---------- Source text ----------

The language barrier between the immigrant generation and the 2nd generation is not easy to overcome.
It was only when I left for college and then graduated that I realized how much I wanted to connect with my parents. And how hard the language barrier made it sometimes. In high school, it was all about rebellion. My teenage self wanted desperately to get away. I wasn’t thinking about communicating at all; in fact, it was the opposite—I wanted nothing but to cut off my communication with my nagging, overbearing parents.
Fast forward a couple more years. Sure, I called home once or twice to cry to my parents when the worst of college and failure hit me. But when I graduated, found a job and stable community, started working full-time… all of a sudden, I realized how fleeting time with my parents actually was. I found myself wanting to hear how they were doing. I had made decisions and choices about my life that I desperately wanted them to understand. I wanted to connect and share my life.
But, there were so many barriers.

----------

■ Exercise instructions:
1) In the language-barrier essay, the sentence starting "But when I graduated" lists what the writer did before realizing how short time with their parents was. List those things.
2) Rewrite the paragraph of the language-barrier essay that begins "It was only when I left for college" as a short bulleted list that keeps its main facts.

---------- Given records ----------

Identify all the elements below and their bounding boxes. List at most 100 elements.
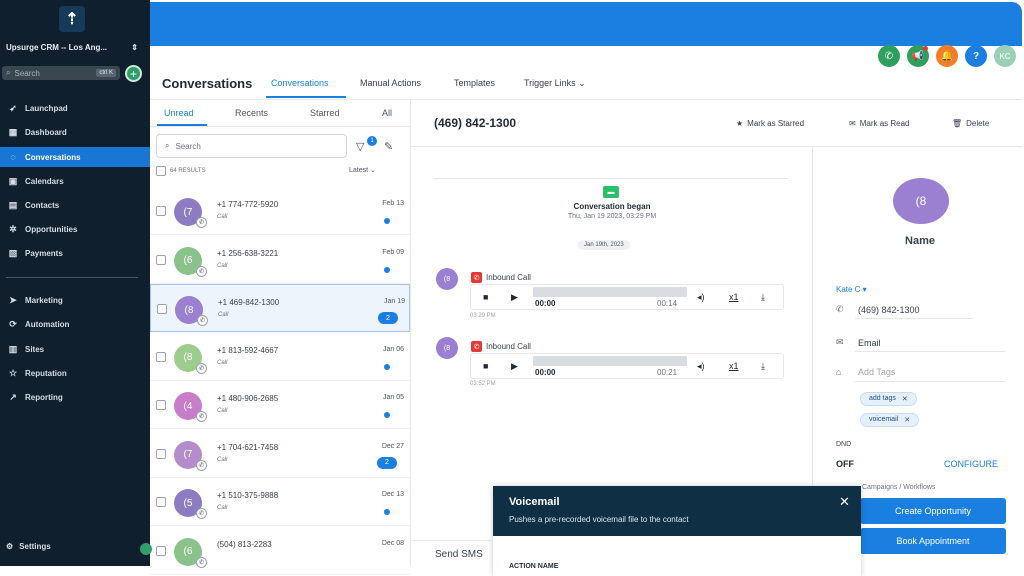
conversation-row[interactable]: (8 ✆ +1 813-592-4667 Call Jan 06 xyxy=(150,333,410,381)
dnd-value: OFF xyxy=(836,459,854,469)
quick-add-button[interactable]: + xyxy=(125,65,142,82)
app-logo[interactable]: ⇡ xyxy=(59,6,85,32)
configure-link[interactable]: CONFIGURE xyxy=(944,459,998,469)
sidebar-item-reporting[interactable]: ↗ Reporting xyxy=(0,387,150,407)
megaphone-icon[interactable]: 📢 xyxy=(907,45,929,67)
row-checkbox[interactable] xyxy=(156,448,166,459)
megaphone-glyph: 📢 xyxy=(911,50,925,62)
conversation-row[interactable]: (8 ✆ +1 469-842-1300 Call Jan 19 2 xyxy=(150,284,410,332)
sidebar-item-label: Marketing xyxy=(25,295,63,305)
sidebar-item-marketing[interactable]: ➤ Marketing xyxy=(0,290,150,310)
volume-icon[interactable]: ◂) xyxy=(697,361,705,372)
sidebar-item-dashboard[interactable]: ▦ Dashboard xyxy=(0,122,150,142)
list-tab-unread[interactable]: Unread xyxy=(164,108,194,118)
tab-conversations[interactable]: Conversations xyxy=(271,78,329,88)
close-icon[interactable]: ✕ xyxy=(902,395,908,403)
sidebar-item-launchpad[interactable]: ➶ Launchpad xyxy=(0,98,150,118)
sites-icon: ▥ xyxy=(8,343,18,354)
tab-manual-actions[interactable]: Manual Actions xyxy=(360,78,421,88)
phone-icon[interactable]: ✆ xyxy=(878,45,900,67)
row-checkbox[interactable] xyxy=(157,304,167,314)
sidebar-item-automation[interactable]: ⟳ Automation xyxy=(0,314,150,334)
row-checkbox[interactable] xyxy=(156,497,166,507)
download-icon[interactable]: ⤓ xyxy=(761,361,765,372)
close-icon[interactable]: ✕ xyxy=(904,416,910,424)
account-switcher[interactable]: Upsurge CRM -- Los Ang... ⇕ xyxy=(4,40,140,54)
list-tab-starred[interactable]: Starred xyxy=(310,108,340,118)
conversation-row[interactable]: (6 ✆ +1 256-638-3221 Call Feb 09 xyxy=(150,236,410,284)
sidebar-item-label: Calendars xyxy=(25,176,64,186)
audio-progress-bar[interactable] xyxy=(533,287,687,297)
row-checkbox[interactable] xyxy=(156,254,166,265)
playback-speed[interactable]: x1 xyxy=(729,292,739,302)
unread-count-badge: 2 xyxy=(377,456,397,469)
tab-templates[interactable]: Templates xyxy=(454,78,495,88)
send-sms-tab[interactable]: Send SMS xyxy=(435,549,483,560)
playback-speed[interactable]: x1 xyxy=(729,361,739,371)
contact-phone-field[interactable]: ✆ (469) 842-1300 xyxy=(836,304,920,315)
row-checkbox[interactable] xyxy=(156,206,166,216)
sidebar-item-conversations[interactable]: ◌ Conversations xyxy=(0,147,150,167)
list-tab-all[interactable]: All xyxy=(382,108,392,118)
download-icon[interactable]: ⤓ xyxy=(761,292,765,303)
stop-icon[interactable]: ■ xyxy=(483,292,488,302)
contact-tags-field[interactable]: ⌂ Add Tags xyxy=(836,367,895,377)
sidebar-item-calendars[interactable]: ▣ Calendars xyxy=(0,171,150,191)
star-icon: ★ xyxy=(736,119,744,128)
contact-name[interactable]: Name xyxy=(880,235,960,247)
select-all-checkbox[interactable] xyxy=(156,166,166,176)
conversation-row[interactable]: (7 ✆ +1 774-772-5920 Call Feb 13 xyxy=(150,187,410,235)
active-tab-indicator xyxy=(266,96,346,98)
conversation-row[interactable]: (4 ✆ +1 480-906-2685 Call Jan 05 xyxy=(150,381,410,429)
sidebar-item-reputation[interactable]: ☆ Reputation xyxy=(0,363,150,383)
book-appointment-button[interactable]: Book Appointment xyxy=(860,528,1006,554)
conversation-row[interactable]: (7 ✆ +1 704-621-7458 Call Dec 27 2 xyxy=(150,430,410,478)
bell-icon[interactable]: 🔔 xyxy=(936,45,958,67)
audio-progress-bar[interactable] xyxy=(533,356,687,366)
sidebar-item-payments[interactable]: ▧ Payments xyxy=(0,243,150,263)
message-avatar: (8 xyxy=(436,337,458,359)
search-placeholder: Search xyxy=(175,141,201,151)
owner-dropdown[interactable]: Kate C ▾ xyxy=(836,285,867,294)
play-icon[interactable]: ▶ xyxy=(511,361,518,372)
tag-chip[interactable]: add tags ✕ xyxy=(860,392,917,406)
row-subtitle: Call xyxy=(217,214,228,220)
conversation-row[interactable]: (6 ✆ (504) 813-2283 Dec 08 xyxy=(150,527,410,575)
tag-chip[interactable]: voicemail ✕ xyxy=(860,413,920,427)
sidebar-item-settings[interactable]: ⚙ Settings xyxy=(6,542,51,551)
phone-icon: ✆ xyxy=(196,411,207,422)
compose-icon[interactable]: ✎ xyxy=(384,140,393,153)
row-checkbox[interactable] xyxy=(156,545,166,556)
list-panel-border xyxy=(410,100,411,566)
conversation-row[interactable]: (5 ✆ +1 510-375-9888 Call Dec 13 xyxy=(150,478,410,526)
message-avatar: (8 xyxy=(436,268,458,290)
user-avatar[interactable]: KC xyxy=(994,45,1016,67)
tags-placeholder: Add Tags xyxy=(858,367,896,377)
sidebar-item-label: Reputation xyxy=(25,368,67,378)
mark-read-button[interactable]: ✉ Mark as Read xyxy=(849,119,910,128)
conversation-search-input[interactable]: ⌕ Search xyxy=(156,134,347,158)
help-icon[interactable]: ? xyxy=(965,45,987,67)
row-checkbox[interactable] xyxy=(156,351,166,362)
stop-icon[interactable]: ■ xyxy=(483,361,488,371)
close-icon[interactable]: ✕ xyxy=(839,494,850,510)
filter-icon[interactable]: ▽ xyxy=(356,140,364,153)
tab-trigger-links[interactable]: Trigger Links ⌄ xyxy=(524,78,586,89)
top-actions: ✆ 📢 🔔 ? KC xyxy=(878,45,1016,67)
sidebar-search[interactable]: ⌕ Search ctrl K xyxy=(2,66,120,80)
sort-dropdown[interactable]: Latest ⌄ xyxy=(349,166,376,174)
results-count: 64 RESULTS xyxy=(156,166,206,176)
list-tab-recents[interactable]: Recents xyxy=(235,108,268,118)
create-opportunity-button[interactable]: Create Opportunity xyxy=(860,498,1006,524)
sidebar-item-sites[interactable]: ▥ Sites xyxy=(0,339,150,359)
sidebar-item-contacts[interactable]: ▤ Contacts xyxy=(0,195,150,215)
sidebar-item-opportunities[interactable]: ✲ Opportunities xyxy=(0,219,150,239)
contact-avatar: (8 xyxy=(893,178,949,224)
play-icon[interactable]: ▶ xyxy=(511,292,518,303)
sidebar-item-label: Opportunities xyxy=(25,224,78,234)
delete-button[interactable]: 🗑 Delete xyxy=(952,119,989,128)
row-checkbox[interactable] xyxy=(156,400,166,410)
contact-email-field[interactable]: ✉ Email xyxy=(836,337,881,348)
mark-starred-button[interactable]: ★ Mark as Starred xyxy=(736,119,804,128)
volume-icon[interactable]: ◂) xyxy=(697,292,705,303)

----------

■ The answers:
1)
- Graduated
- Found a job and stable community
- Started working full-time

2)
- The writer only realized how much they wanted to connect with their parents after leaving for college and graduating.
- They also saw how hard the language barrier sometimes made that connection.
- In high school, rebellion came first, and the writer badly wanted to get away.
- Back then, the writer's goal was the opposite of communicating: to cut off contact with their nagging, overbearing parents.